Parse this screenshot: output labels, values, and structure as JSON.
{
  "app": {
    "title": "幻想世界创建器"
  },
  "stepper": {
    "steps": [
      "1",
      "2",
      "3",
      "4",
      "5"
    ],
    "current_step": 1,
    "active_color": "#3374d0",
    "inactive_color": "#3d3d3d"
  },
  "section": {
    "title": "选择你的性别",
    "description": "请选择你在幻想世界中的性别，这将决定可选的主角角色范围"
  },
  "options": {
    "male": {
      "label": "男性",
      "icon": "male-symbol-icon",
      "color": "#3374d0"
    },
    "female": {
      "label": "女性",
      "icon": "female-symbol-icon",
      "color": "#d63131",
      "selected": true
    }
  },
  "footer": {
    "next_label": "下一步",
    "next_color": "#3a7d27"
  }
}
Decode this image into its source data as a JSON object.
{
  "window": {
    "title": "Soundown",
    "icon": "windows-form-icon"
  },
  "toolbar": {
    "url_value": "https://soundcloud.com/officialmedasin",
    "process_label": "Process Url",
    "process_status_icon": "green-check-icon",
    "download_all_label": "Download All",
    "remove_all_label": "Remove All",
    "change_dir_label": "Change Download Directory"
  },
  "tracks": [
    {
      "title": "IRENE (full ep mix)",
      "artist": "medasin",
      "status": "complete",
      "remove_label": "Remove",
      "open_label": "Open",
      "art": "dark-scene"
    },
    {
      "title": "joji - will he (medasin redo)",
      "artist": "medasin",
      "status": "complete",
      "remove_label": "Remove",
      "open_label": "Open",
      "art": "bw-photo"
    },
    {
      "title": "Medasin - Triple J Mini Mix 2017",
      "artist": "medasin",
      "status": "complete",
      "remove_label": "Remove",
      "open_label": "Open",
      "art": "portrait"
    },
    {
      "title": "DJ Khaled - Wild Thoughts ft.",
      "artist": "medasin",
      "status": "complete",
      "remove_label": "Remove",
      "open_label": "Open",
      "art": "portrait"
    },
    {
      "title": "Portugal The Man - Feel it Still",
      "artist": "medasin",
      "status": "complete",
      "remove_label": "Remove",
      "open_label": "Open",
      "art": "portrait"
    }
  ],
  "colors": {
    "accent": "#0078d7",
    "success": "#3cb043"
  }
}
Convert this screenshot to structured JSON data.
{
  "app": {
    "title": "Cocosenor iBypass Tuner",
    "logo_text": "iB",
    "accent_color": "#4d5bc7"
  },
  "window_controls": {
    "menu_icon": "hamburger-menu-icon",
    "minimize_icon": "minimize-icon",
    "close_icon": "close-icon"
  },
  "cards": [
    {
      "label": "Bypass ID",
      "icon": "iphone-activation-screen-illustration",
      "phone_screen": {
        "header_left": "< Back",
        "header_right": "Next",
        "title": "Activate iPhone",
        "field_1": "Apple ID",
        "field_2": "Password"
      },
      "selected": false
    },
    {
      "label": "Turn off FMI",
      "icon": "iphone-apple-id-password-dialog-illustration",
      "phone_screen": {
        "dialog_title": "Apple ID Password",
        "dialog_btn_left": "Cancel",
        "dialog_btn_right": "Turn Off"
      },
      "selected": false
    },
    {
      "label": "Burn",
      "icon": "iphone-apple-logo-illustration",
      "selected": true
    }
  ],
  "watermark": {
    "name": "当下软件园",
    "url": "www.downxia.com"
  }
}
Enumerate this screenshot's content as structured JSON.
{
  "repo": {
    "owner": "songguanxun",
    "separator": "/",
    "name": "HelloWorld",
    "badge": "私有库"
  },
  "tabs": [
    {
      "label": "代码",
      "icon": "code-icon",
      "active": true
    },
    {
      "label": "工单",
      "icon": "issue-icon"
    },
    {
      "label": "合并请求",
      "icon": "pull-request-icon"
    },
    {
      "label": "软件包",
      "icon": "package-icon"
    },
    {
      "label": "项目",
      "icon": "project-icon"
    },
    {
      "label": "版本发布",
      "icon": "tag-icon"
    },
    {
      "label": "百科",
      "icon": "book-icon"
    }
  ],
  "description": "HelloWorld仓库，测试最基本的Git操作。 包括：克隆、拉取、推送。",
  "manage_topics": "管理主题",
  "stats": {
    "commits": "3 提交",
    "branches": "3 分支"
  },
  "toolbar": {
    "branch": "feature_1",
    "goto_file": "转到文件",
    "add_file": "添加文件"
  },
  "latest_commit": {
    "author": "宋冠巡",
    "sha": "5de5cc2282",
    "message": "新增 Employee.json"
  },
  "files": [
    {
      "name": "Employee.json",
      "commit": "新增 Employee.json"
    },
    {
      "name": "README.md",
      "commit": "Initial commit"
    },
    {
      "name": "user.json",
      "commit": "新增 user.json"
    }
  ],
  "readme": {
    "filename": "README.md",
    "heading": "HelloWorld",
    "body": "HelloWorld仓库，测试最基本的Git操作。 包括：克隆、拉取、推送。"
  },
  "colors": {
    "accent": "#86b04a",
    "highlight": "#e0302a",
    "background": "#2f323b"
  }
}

☆ ☆ ☆ ☆

### Work instructions
Copy the material above verbatim.

### Exercise output
Parse this screenshot: output labels, values, and structure as JSON.
{
  "app": {
    "title": "幻想世界创建器"
  },
  "stepper": {
    "steps": [
      "1",
      "2",
      "3",
      "4",
      "5"
    ],
    "current_step": 1,
    "active_color": "#3374d0",
    "inactive_color": "#3d3d3d"
  },
  "section": {
    "title": "选择你的性别",
    "description": "请选择你在幻想世界中的性别，这将决定可选的主角角色范围"
  },
  "options": {
    "male": {
      "label": "男性",
      "icon": "male-symbol-icon",
      "color": "#3374d0"
    },
    "female": {
      "label": "女性",
      "icon": "female-symbol-icon",
      "color": "#d63131",
      "selected": true
    }
  },
  "footer": {
    "next_label": "下一步",
    "next_color": "#3a7d27"
  }
}
Decode this image into its source data as a JSON object.
{
  "window": {
    "title": "Soundown",
    "icon": "windows-form-icon"
  },
  "toolbar": {
    "url_value": "https://soundcloud.com/officialmedasin",
    "process_label": "Process Url",
    "process_status_icon": "green-check-icon",
    "download_all_label": "Download All",
    "remove_all_label": "Remove All",
    "change_dir_label": "Change Download Directory"
  },
  "tracks": [
    {
      "title": "IRENE (full ep mix)",
      "artist": "medasin",
      "status": "complete",
      "remove_label": "Remove",
      "open_label": "Open",
      "art": "dark-scene"
    },
    {
      "title": "joji - will he (medasin redo)",
      "artist": "medasin",
      "status": "complete",
      "remove_label": "Remove",
      "open_label": "Open",
      "art": "bw-photo"
    },
    {
      "title": "Medasin - Triple J Mini Mix 2017",
      "artist": "medasin",
      "status": "complete",
      "remove_label": "Remove",
      "open_label": "Open",
      "art": "portrait"
    },
    {
      "title": "DJ Khaled - Wild Thoughts ft.",
      "artist": "medasin",
      "status": "complete",
      "remove_label": "Remove",
      "open_label": "Open",
      "art": "portrait"
    },
    {
      "title": "Portugal The Man - Feel it Still",
      "artist": "medasin",
      "status": "complete",
      "remove_label": "Remove",
      "open_label": "Open",
      "art": "portrait"
    }
  ],
  "colors": {
    "accent": "#0078d7",
    "success": "#3cb043"
  }
}
Convert this screenshot to structured JSON data.
{
  "app": {
    "title": "Cocosenor iBypass Tuner",
    "logo_text": "iB",
    "accent_color": "#4d5bc7"
  },
  "window_controls": {
    "menu_icon": "hamburger-menu-icon",
    "minimize_icon": "minimize-icon",
    "close_icon": "close-icon"
  },
  "cards": [
    {
      "label": "Bypass ID",
      "icon": "iphone-activation-screen-illustration",
      "phone_screen": {
        "header_left": "< Back",
        "header_right": "Next",
        "title": "Activate iPhone",
        "field_1": "Apple ID",
        "field_2": "Password"
      },
      "selected": false
    },
    {
      "label": "Turn off FMI",
      "icon": "iphone-apple-id-password-dialog-illustration",
      "phone_screen": {
        "dialog_title": "Apple ID Password",
        "dialog_btn_left": "Cancel",
        "dialog_btn_right": "Turn Off"
      },
      "selected": false
    },
    {
      "label": "Burn",
      "icon": "iphone-apple-logo-illustration",
      "selected": true
    }
  ],
  "watermark": {
    "name": "当下软件园",
    "url": "www.downxia.com"
  }
}
Enumerate this screenshot's content as structured JSON.
{
  "repo": {
    "owner": "songguanxun",
    "separator": "/",
    "name": "HelloWorld",
    "badge": "私有库"
  },
  "tabs": [
    {
      "label": "代码",
      "icon": "code-icon",
      "active": true
    },
    {
      "label": "工单",
      "icon": "issue-icon"
    },
    {
      "label": "合并请求",
      "icon": "pull-request-icon"
    },
    {
      "label": "软件包",
      "icon": "package-icon"
    },
    {
      "label": "项目",
      "icon": "project-icon"
    },
    {
      "label": "版本发布",
      "icon": "tag-icon"
    },
    {
      "label": "百科",
      "icon": "book-icon"
    }
  ],
  "description": "HelloWorld仓库，测试最基本的Git操作。 包括：克隆、拉取、推送。",
  "manage_topics": "管理主题",
  "stats": {
    "commits": "3 提交",
    "branches": "3 分支"
  },
  "toolbar": {
    "branch": "feature_1",
    "goto_file": "转到文件",
    "add_file": "添加文件"
  },
  "latest_commit": {
    "author": "宋冠巡",
    "sha": "5de5cc2282",
    "message": "新增 Employee.json"
  },
  "files": [
    {
      "name": "Employee.json",
      "commit": "新增 Employee.json"
    },
    {
      "name": "README.md",
      "commit": "Initial commit"
    },
    {
      "name": "user.json",
      "commit": "新增 user.json"
    }
  ],
  "readme": {
    "filename": "README.md",
    "heading": "HelloWorld",
    "body": "HelloWorld仓库，测试最基本的Git操作。 包括：克隆、拉取、推送。"
  },
  "colors": {
    "accent": "#86b04a",
    "highlight": "#e0302a",
    "background": "#2f323b"
  }
}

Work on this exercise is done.